**Stated task**
Output every line exactly as written. Leave out pictures.

**Raw data**
_____

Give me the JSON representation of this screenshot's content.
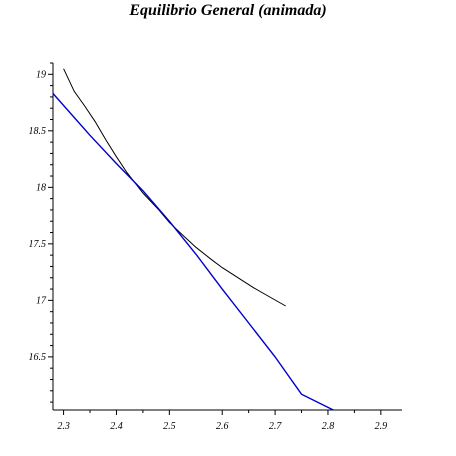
{
  "chart_data": {
    "type": "line",
    "title": "Equilibrio General (animada)",
    "xlabel": "",
    "ylabel": "",
    "xlim": [
      2.28,
      2.94
    ],
    "ylim": [
      16.03,
      19.1
    ],
    "x_ticks": [
      2.3,
      2.4,
      2.5,
      2.6,
      2.7,
      2.8,
      2.9
    ],
    "x_tick_labels": [
      "2.3",
      "2.4",
      "2.5",
      "2.6",
      "2.7",
      "2.8",
      "2.9"
    ],
    "y_ticks": [
      16.5,
      17,
      17.5,
      18,
      18.5,
      19
    ],
    "y_tick_labels": [
      "16.5",
      "17",
      "17.5",
      "18",
      "18.5",
      "19"
    ],
    "grid": false,
    "series": [
      {
        "color": "#000000",
        "points": [
          [
            2.3,
            19.05
          ],
          [
            2.32,
            18.85
          ],
          [
            2.34,
            18.72
          ],
          [
            2.36,
            18.58
          ],
          [
            2.38,
            18.42
          ],
          [
            2.4,
            18.27
          ],
          [
            2.42,
            18.13
          ],
          [
            2.45,
            17.95
          ],
          [
            2.48,
            17.8
          ],
          [
            2.5,
            17.69
          ],
          [
            2.52,
            17.6
          ],
          [
            2.55,
            17.47
          ],
          [
            2.58,
            17.36
          ],
          [
            2.6,
            17.29
          ],
          [
            2.63,
            17.2
          ],
          [
            2.66,
            17.11
          ],
          [
            2.69,
            17.03
          ],
          [
            2.72,
            16.95
          ]
        ]
      },
      {
        "color": "#0000cc",
        "points": [
          [
            2.28,
            18.83
          ],
          [
            2.35,
            18.46
          ],
          [
            2.4,
            18.21
          ],
          [
            2.45,
            17.97
          ],
          [
            2.5,
            17.7
          ],
          [
            2.55,
            17.41
          ],
          [
            2.6,
            17.1
          ],
          [
            2.65,
            16.8
          ],
          [
            2.7,
            16.5
          ],
          [
            2.75,
            16.17
          ],
          [
            2.81,
            16.03
          ]
        ]
      }
    ]
  }
}
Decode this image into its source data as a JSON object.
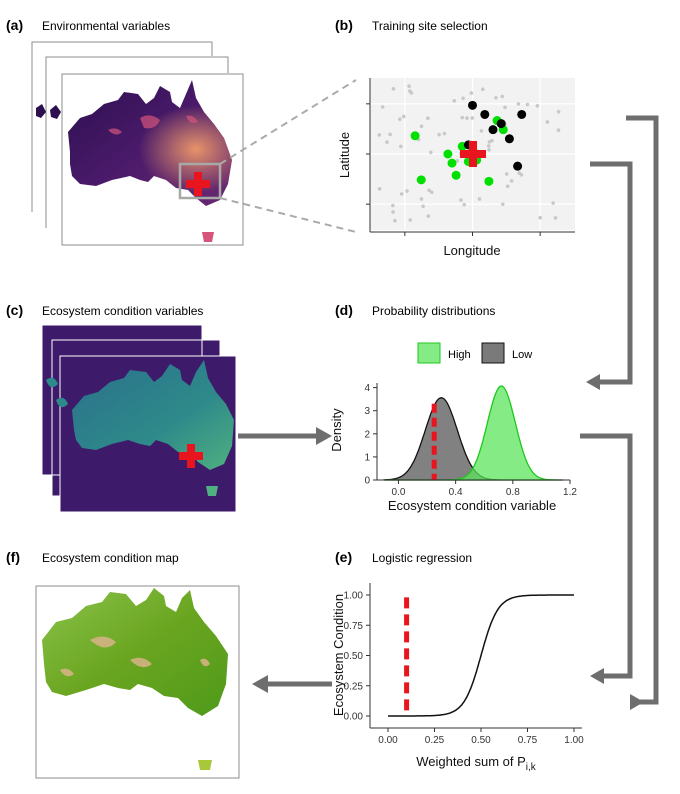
{
  "panels": {
    "a": {
      "letter": "(a)",
      "title": "Environmental variables"
    },
    "b": {
      "letter": "(b)",
      "title": "Training site selection",
      "xlabel": "Longitude",
      "ylabel": "Latitude"
    },
    "c": {
      "letter": "(c)",
      "title": "Ecosystem condition variables"
    },
    "d": {
      "letter": "(d)",
      "title": "Probability distributions",
      "xlabel": "Ecosystem condition variable",
      "ylabel": "Density",
      "legend": [
        {
          "label": "High",
          "color": "#5ce65c"
        },
        {
          "label": "Low",
          "color": "#7a7a7a"
        }
      ]
    },
    "e": {
      "letter": "(e)",
      "title": "Logistic regression",
      "xlabel": "Weighted sum of P",
      "xlabel_sub": "i,k",
      "ylabel": "Ecosystem Condition"
    },
    "f": {
      "letter": "(f)",
      "title": "Ecosystem condition map"
    }
  },
  "colors": {
    "high": "#5ce65c",
    "low": "#7a7a7a",
    "marker": "#e8141e",
    "arrow": "#6e6e6e"
  },
  "chart_data": [
    {
      "type": "scatter",
      "panel": "b",
      "xlabel": "Longitude",
      "ylabel": "Latitude",
      "grid": true,
      "series": [
        {
          "name": "",
          "color": "#00e000",
          "points": [
            [
              0.22,
              0.62
            ],
            [
              0.25,
              0.33
            ],
            [
              0.38,
              0.5
            ],
            [
              0.4,
              0.44
            ],
            [
              0.42,
              0.36
            ],
            [
              0.45,
              0.55
            ],
            [
              0.48,
              0.45
            ],
            [
              0.52,
              0.5
            ],
            [
              0.52,
              0.46
            ],
            [
              0.58,
              0.32
            ],
            [
              0.62,
              0.72
            ],
            [
              0.65,
              0.66
            ]
          ]
        },
        {
          "name": "",
          "color": "#000000",
          "points": [
            [
              0.5,
              0.82
            ],
            [
              0.56,
              0.76
            ],
            [
              0.6,
              0.66
            ],
            [
              0.64,
              0.7
            ],
            [
              0.68,
              0.6
            ],
            [
              0.72,
              0.42
            ],
            [
              0.74,
              0.76
            ],
            [
              0.48,
              0.56
            ]
          ]
        }
      ]
    },
    {
      "type": "area",
      "panel": "d",
      "xlabel": "Ecosystem condition variable",
      "ylabel": "Density",
      "xlim": [
        -0.15,
        1.2
      ],
      "ylim": [
        0,
        4.2
      ],
      "xticks": [
        "0.0",
        "0.4",
        "0.8",
        "1.2"
      ],
      "yticks": [
        "0",
        "1",
        "2",
        "3",
        "4"
      ],
      "legend_position": "top",
      "series": [
        {
          "name": "High",
          "mean": 0.72,
          "sd": 0.098,
          "color": "#5ce65c"
        },
        {
          "name": "Low",
          "mean": 0.3,
          "sd": 0.112,
          "color": "#7a7a7a"
        }
      ],
      "threshold_x": 0.25
    },
    {
      "type": "line",
      "panel": "e",
      "xlabel": "Weighted sum of P i,k",
      "ylabel": "Ecosystem Condition",
      "xlim": [
        0,
        1
      ],
      "ylim": [
        0,
        1
      ],
      "xticks": [
        "0.00",
        "0.25",
        "0.50",
        "0.75",
        "1.00"
      ],
      "yticks": [
        "0.00",
        "0.25",
        "0.50",
        "0.75",
        "1.00"
      ],
      "curve": {
        "midpoint": 0.5,
        "slope": 22
      },
      "threshold_x": 0.1
    }
  ]
}
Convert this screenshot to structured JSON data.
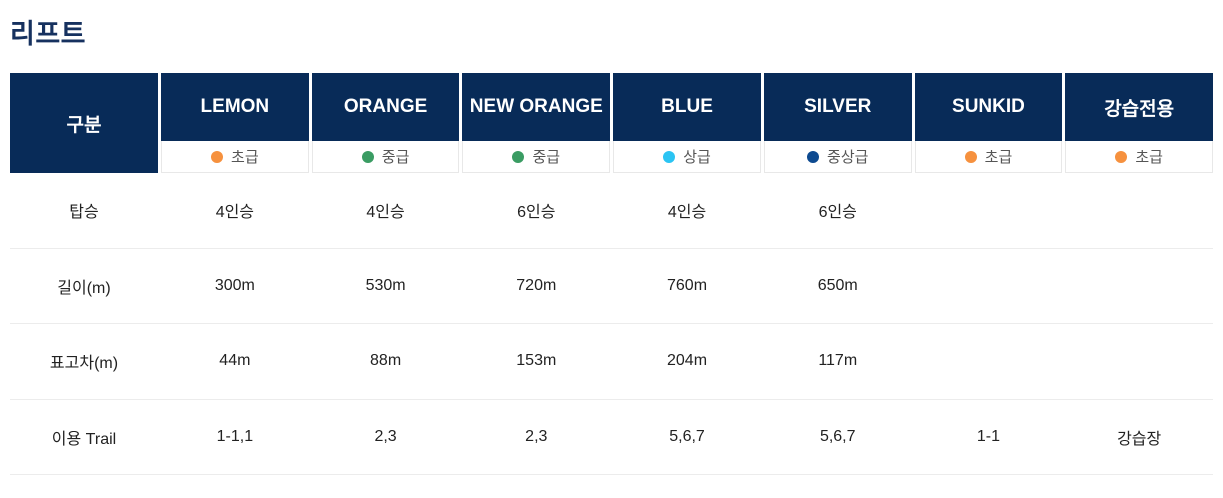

_____

**Solution to this problem**
Give me the JSON representation of this screenshot's content.
{
  "chart_data": {
    "type": "line",
    "title": "Equilibrio General (animada)",
    "xlabel": "",
    "ylabel": "",
    "xlim": [
      2.28,
      2.94
    ],
    "ylim": [
      16.03,
      19.1
    ],
    "x_ticks": [
      2.3,
      2.4,
      2.5,
      2.6,
      2.7,
      2.8,
      2.9
    ],
    "x_tick_labels": [
      "2.3",
      "2.4",
      "2.5",
      "2.6",
      "2.7",
      "2.8",
      "2.9"
    ],
    "y_ticks": [
      16.5,
      17,
      17.5,
      18,
      18.5,
      19
    ],
    "y_tick_labels": [
      "16.5",
      "17",
      "17.5",
      "18",
      "18.5",
      "19"
    ],
    "grid": false,
    "series": [
      {
        "color": "#000000",
        "points": [
          [
            2.3,
            19.05
          ],
          [
            2.32,
            18.85
          ],
          [
            2.34,
            18.72
          ],
          [
            2.36,
            18.58
          ],
          [
            2.38,
            18.42
          ],
          [
            2.4,
            18.27
          ],
          [
            2.42,
            18.13
          ],
          [
            2.45,
            17.95
          ],
          [
            2.48,
            17.8
          ],
          [
            2.5,
            17.69
          ],
          [
            2.52,
            17.6
          ],
          [
            2.55,
            17.47
          ],
          [
            2.58,
            17.36
          ],
          [
            2.6,
            17.29
          ],
          [
            2.63,
            17.2
          ],
          [
            2.66,
            17.11
          ],
          [
            2.69,
            17.03
          ],
          [
            2.72,
            16.95
          ]
        ]
      },
      {
        "color": "#0000cc",
        "points": [
          [
            2.28,
            18.83
          ],
          [
            2.35,
            18.46
          ],
          [
            2.4,
            18.21
          ],
          [
            2.45,
            17.97
          ],
          [
            2.5,
            17.7
          ],
          [
            2.55,
            17.41
          ],
          [
            2.6,
            17.1
          ],
          [
            2.65,
            16.8
          ],
          [
            2.7,
            16.5
          ],
          [
            2.75,
            16.17
          ],
          [
            2.81,
            16.03
          ]
        ]
      }
    ]
  }
}
Decode this image into its source data as a JSON object.
{
  "panels": {
    "a": {
      "letter": "(a)",
      "title": "Environmental variables"
    },
    "b": {
      "letter": "(b)",
      "title": "Training site selection",
      "xlabel": "Longitude",
      "ylabel": "Latitude"
    },
    "c": {
      "letter": "(c)",
      "title": "Ecosystem condition variables"
    },
    "d": {
      "letter": "(d)",
      "title": "Probability distributions",
      "xlabel": "Ecosystem condition variable",
      "ylabel": "Density",
      "legend": [
        {
          "label": "High",
          "color": "#5ce65c"
        },
        {
          "label": "Low",
          "color": "#7a7a7a"
        }
      ]
    },
    "e": {
      "letter": "(e)",
      "title": "Logistic regression",
      "xlabel": "Weighted sum of P",
      "xlabel_sub": "i,k",
      "ylabel": "Ecosystem Condition"
    },
    "f": {
      "letter": "(f)",
      "title": "Ecosystem condition map"
    }
  },
  "colors": {
    "high": "#5ce65c",
    "low": "#7a7a7a",
    "marker": "#e8141e",
    "arrow": "#6e6e6e"
  },
  "chart_data": [
    {
      "type": "scatter",
      "panel": "b",
      "xlabel": "Longitude",
      "ylabel": "Latitude",
      "grid": true,
      "series": [
        {
          "name": "",
          "color": "#00e000",
          "points": [
            [
              0.22,
              0.62
            ],
            [
              0.25,
              0.33
            ],
            [
              0.38,
              0.5
            ],
            [
              0.4,
              0.44
            ],
            [
              0.42,
              0.36
            ],
            [
              0.45,
              0.55
            ],
            [
              0.48,
              0.45
            ],
            [
              0.52,
              0.5
            ],
            [
              0.52,
              0.46
            ],
            [
              0.58,
              0.32
            ],
            [
              0.62,
              0.72
            ],
            [
              0.65,
              0.66
            ]
          ]
        },
        {
          "name": "",
          "color": "#000000",
          "points": [
            [
              0.5,
              0.82
            ],
            [
              0.56,
              0.76
            ],
            [
              0.6,
              0.66
            ],
            [
              0.64,
              0.7
            ],
            [
              0.68,
              0.6
            ],
            [
              0.72,
              0.42
            ],
            [
              0.74,
              0.76
            ],
            [
              0.48,
              0.56
            ]
          ]
        }
      ]
    },
    {
      "type": "area",
      "panel": "d",
      "xlabel": "Ecosystem condition variable",
      "ylabel": "Density",
      "xlim": [
        -0.15,
        1.2
      ],
      "ylim": [
        0,
        4.2
      ],
      "xticks": [
        "0.0",
        "0.4",
        "0.8",
        "1.2"
      ],
      "yticks": [
        "0",
        "1",
        "2",
        "3",
        "4"
      ],
      "legend_position": "top",
      "series": [
        {
          "name": "High",
          "mean": 0.72,
          "sd": 0.098,
          "color": "#5ce65c"
        },
        {
          "name": "Low",
          "mean": 0.3,
          "sd": 0.112,
          "color": "#7a7a7a"
        }
      ],
      "threshold_x": 0.25
    },
    {
      "type": "line",
      "panel": "e",
      "xlabel": "Weighted sum of P i,k",
      "ylabel": "Ecosystem Condition",
      "xlim": [
        0,
        1
      ],
      "ylim": [
        0,
        1
      ],
      "xticks": [
        "0.00",
        "0.25",
        "0.50",
        "0.75",
        "1.00"
      ],
      "yticks": [
        "0.00",
        "0.25",
        "0.50",
        "0.75",
        "1.00"
      ],
      "curve": {
        "midpoint": 0.5,
        "slope": 22
      },
      "threshold_x": 0.1
    }
  ]
}
Convert this screenshot to structured JSON data.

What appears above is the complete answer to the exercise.